◆ **Problem description**
Below are the records; reproduce all of them exactly but without any images.

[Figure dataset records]
+---+

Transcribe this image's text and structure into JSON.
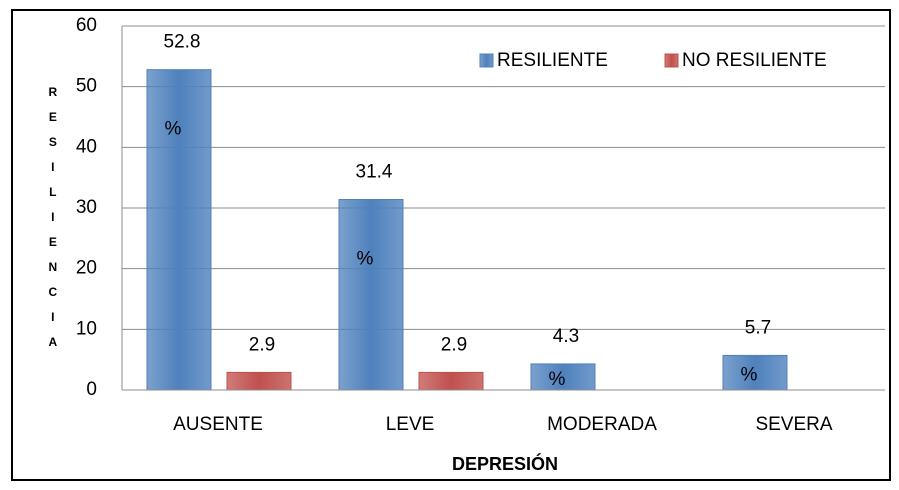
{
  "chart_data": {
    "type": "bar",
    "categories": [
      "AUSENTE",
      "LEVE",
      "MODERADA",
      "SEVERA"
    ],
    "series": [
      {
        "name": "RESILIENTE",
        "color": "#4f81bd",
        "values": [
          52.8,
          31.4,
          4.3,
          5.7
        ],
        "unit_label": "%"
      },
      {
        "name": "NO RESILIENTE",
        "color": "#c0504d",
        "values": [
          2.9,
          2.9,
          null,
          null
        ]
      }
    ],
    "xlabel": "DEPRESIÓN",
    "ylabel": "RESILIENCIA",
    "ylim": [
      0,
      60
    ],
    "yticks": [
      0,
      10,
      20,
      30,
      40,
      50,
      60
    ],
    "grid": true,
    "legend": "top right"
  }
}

+---+

◆ **Reply**
Transcribe this image's text and structure into JSON.
{
  "chart_data": {
    "type": "bar",
    "categories": [
      "AUSENTE",
      "LEVE",
      "MODERADA",
      "SEVERA"
    ],
    "series": [
      {
        "name": "RESILIENTE",
        "color": "#4f81bd",
        "values": [
          52.8,
          31.4,
          4.3,
          5.7
        ],
        "unit_label": "%"
      },
      {
        "name": "NO RESILIENTE",
        "color": "#c0504d",
        "values": [
          2.9,
          2.9,
          null,
          null
        ]
      }
    ],
    "xlabel": "DEPRESIÓN",
    "ylabel": "RESILIENCIA",
    "ylim": [
      0,
      60
    ],
    "yticks": [
      0,
      10,
      20,
      30,
      40,
      50,
      60
    ],
    "grid": true,
    "legend": "top right"
  }
}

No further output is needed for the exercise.